INFORMATION PROVIDED:
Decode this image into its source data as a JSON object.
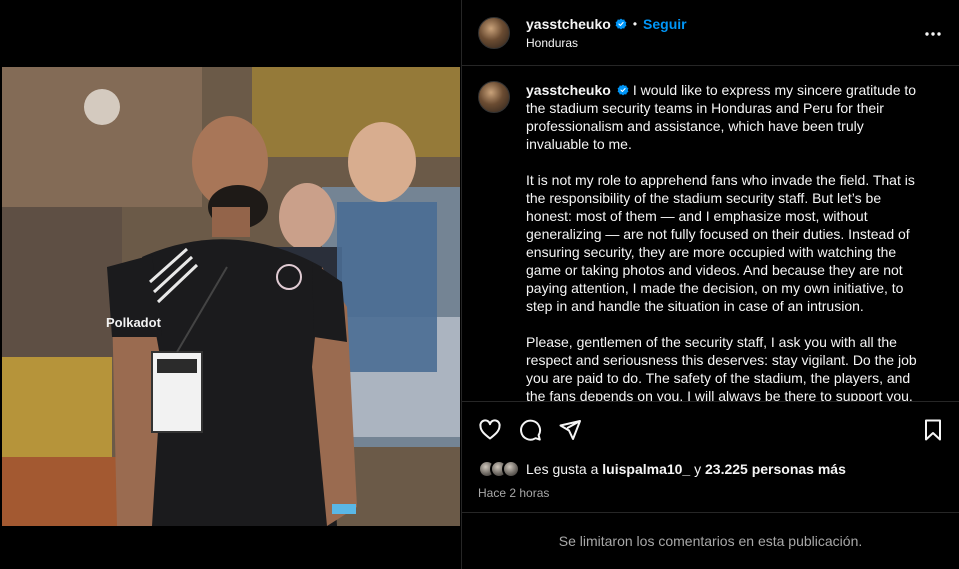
{
  "post": {
    "username": "yasstcheuko",
    "follow_label": "Seguir",
    "separator": "•",
    "location": "Honduras",
    "more_icon": "more-horizontal-icon",
    "caption_paragraphs": [
      "I would like to express my sincere gratitude to the stadium security teams in Honduras and Peru for their professionalism and assistance, which have been truly invaluable to me.",
      "It is not my role to apprehend fans who invade the field. That is the responsibility of the stadium security staff. But let’s be honest: most of them — and I emphasize most, without generalizing — are not fully focused on their duties. Instead of ensuring security, they are more occupied with watching the game or taking photos and videos. And because they are not paying attention, I made the decision, on my own initiative, to step in and handle the situation in case of an intrusion.",
      "Please, gentlemen of the security staff, I ask you with all the respect and seriousness this deserves: stay vigilant. Do the job you are paid to do. The safety of the stadium, the players, and the fans depends on you. I will always be there to support you,"
    ],
    "likes_prefix": "Les gusta a",
    "likes_user": "luispalma10_",
    "likes_middle": "y",
    "likes_count": "23.225 personas más",
    "time_ago": "Hace 2 horas",
    "comments_notice": "Se limitaron los comentarios en esta publicación.",
    "photo_logo_text": "Polkadot"
  },
  "colors": {
    "accent": "#0095f6",
    "background": "#000000",
    "muted": "#a8a8a8",
    "divider": "#262626"
  }
}
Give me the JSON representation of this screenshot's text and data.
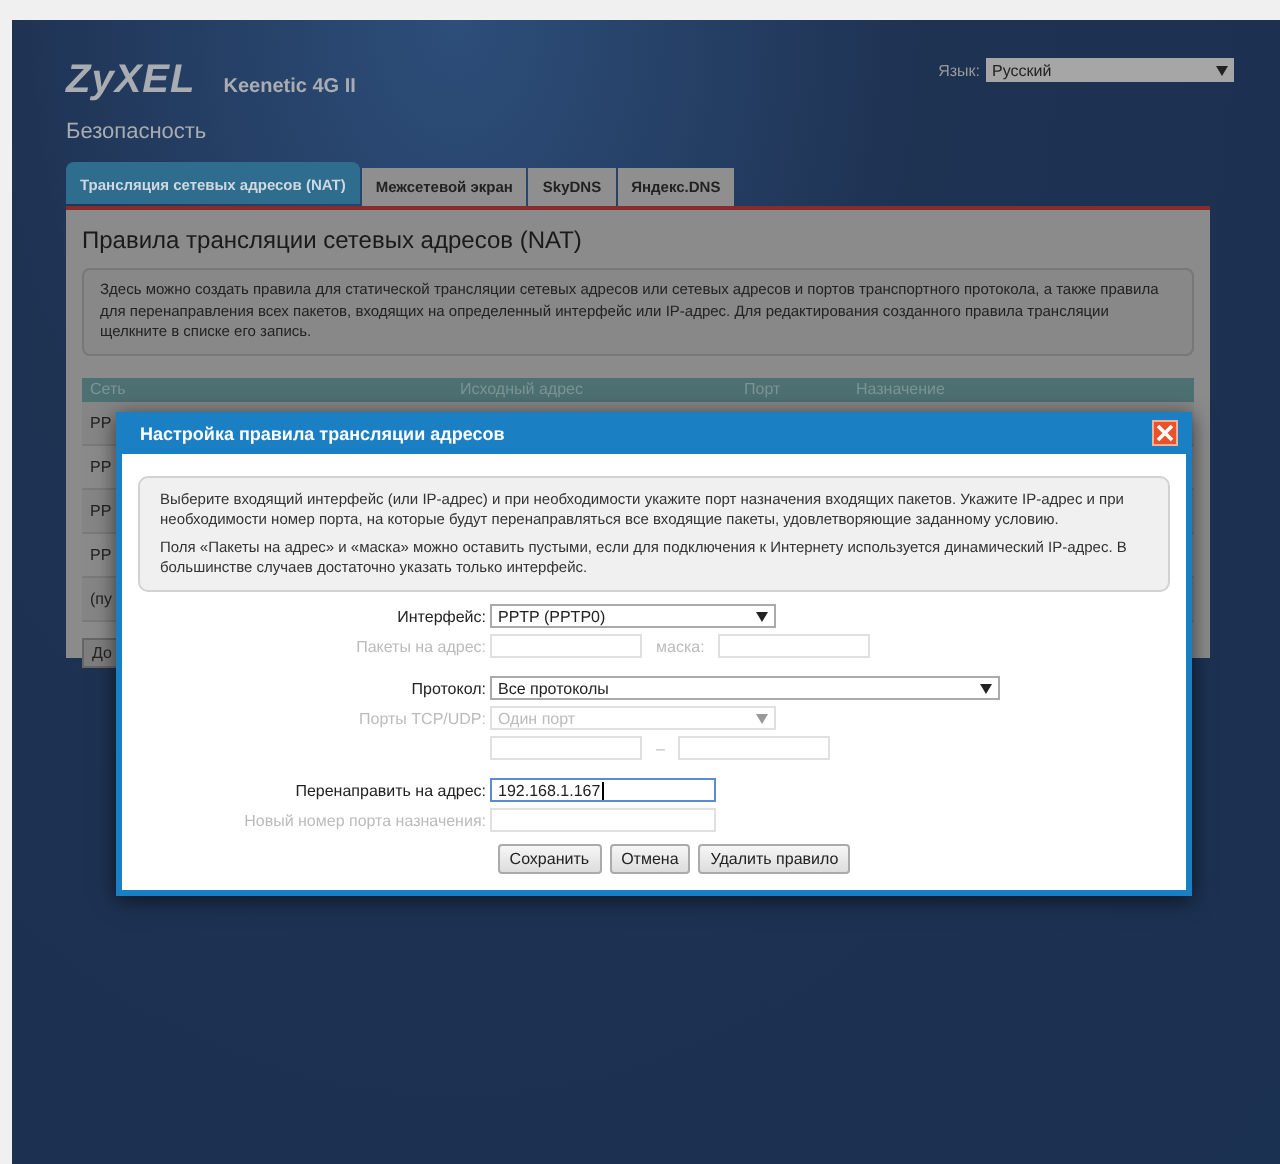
{
  "header": {
    "logo": "ZyXEL",
    "model": "Keenetic 4G II",
    "language_label": "Язык:",
    "language_value": "Русский",
    "section_title": "Безопасность"
  },
  "tabs": [
    {
      "label": "Трансляция сетевых адресов (NAT)",
      "selected": true
    },
    {
      "label": "Межсетевой экран",
      "selected": false
    },
    {
      "label": "SkyDNS",
      "selected": false
    },
    {
      "label": "Яндекс.DNS",
      "selected": false
    }
  ],
  "panel": {
    "title": "Правила трансляции сетевых адресов (NAT)",
    "description": "Здесь можно создать правила для статической трансляции сетевых адресов или сетевых адресов и портов транспортного протокола, а также правила для перенаправления всех пакетов, входящих на определенный интерфейс или IP-адрес. Для редактирования созданного правила трансляции щелкните в списке его запись.",
    "table": {
      "columns": [
        "Сеть",
        "Исходный адрес",
        "Порт",
        "Назначение"
      ],
      "rows": [
        {
          "column_1": "PP"
        },
        {
          "column_1": "PP"
        },
        {
          "column_1": "PP"
        },
        {
          "column_1": "PP"
        },
        {
          "column_1": "(пу"
        }
      ]
    },
    "add_button": "До"
  },
  "dialog": {
    "title": "Настройка правила трансляции адресов",
    "info": [
      "Выберите входящий интерфейс (или IP-адрес) и при необходимости укажите порт назначения входящих пакетов. Укажите IP-адрес и при необходимости номер порта, на которые будут перенаправляться все входящие пакеты, удовлетворяющие заданному условию.",
      "Поля «Пакеты на адрес» и «маска» можно оставить пустыми, если для подключения к Интернету используется динамический IP-адрес. В большинстве случаев достаточно указать только интерфейс."
    ],
    "field_groups": [
      [
        {
          "kind": "select",
          "label": "Интерфейс:",
          "value": "PPTP (PPTP0)",
          "disabled": false
        },
        {
          "kind": "ip_mask",
          "label": "Пакеты на адрес:",
          "mask_label": "маска:",
          "disabled": true
        }
      ],
      [
        {
          "kind": "select_wide",
          "label": "Протокол:",
          "value": "Все протоколы",
          "disabled": false
        },
        {
          "kind": "select",
          "label": "Порты TCP/UDP:",
          "value": "Один порт",
          "disabled": true
        },
        {
          "kind": "range",
          "separator": "–",
          "disabled": true
        }
      ],
      [
        {
          "kind": "text",
          "label": "Перенаправить на адрес:",
          "value": "192.168.1.167",
          "disabled": false,
          "focused": true
        },
        {
          "kind": "text",
          "label": "Новый номер порта назначения:",
          "disabled": true,
          "focused": false
        }
      ]
    ],
    "buttons": [
      "Сохранить",
      "Отмена",
      "Удалить правило"
    ]
  }
}
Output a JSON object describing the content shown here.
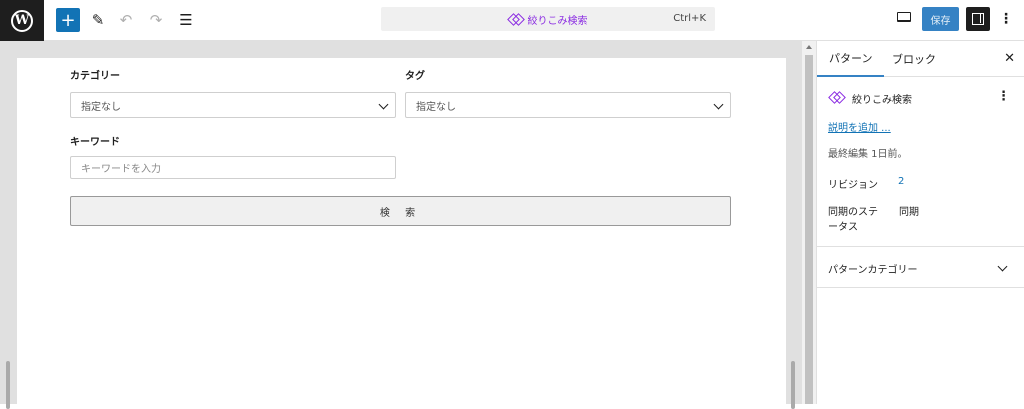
{
  "toolbar": {
    "add_icon": "+",
    "tool_icon": "✎",
    "undo_icon": "↶",
    "redo_icon": "↷",
    "list_view_icon": "☰",
    "command_title": "絞りこみ検索",
    "command_shortcut": "Ctrl+K",
    "save_label": "保存",
    "more_icon": "⋮",
    "colors": {
      "accent": "#3582c4",
      "pattern_purple": "#8a2be2"
    }
  },
  "form": {
    "category_label": "カテゴリー",
    "category_value": "指定なし",
    "tag_label": "タグ",
    "tag_value": "指定なし",
    "keyword_label": "キーワード",
    "keyword_placeholder": "キーワードを入力",
    "search_button": "検 索"
  },
  "sidebar": {
    "tab_pattern": "パターン",
    "tab_block": "ブロック",
    "close_icon": "✕",
    "pattern_name": "絞りこみ検索",
    "more_icon": "⋮",
    "add_description": "説明を追加 ...",
    "last_edited": "最終編集 1日前。",
    "revisions_label": "リビジョン",
    "revisions_value": "2",
    "sync_status_label_line1": "同期のステ",
    "sync_status_label_line2": "ータス",
    "sync_status_value": "同期",
    "pattern_category_label": "パターンカテゴリー"
  }
}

WHAT IS REQUIRED: Which lines include the word "object"? Copy every one of them.

OUTPUT:
Decode this image into its source data as a JSON object.
Output a JSON object describing the content shown here.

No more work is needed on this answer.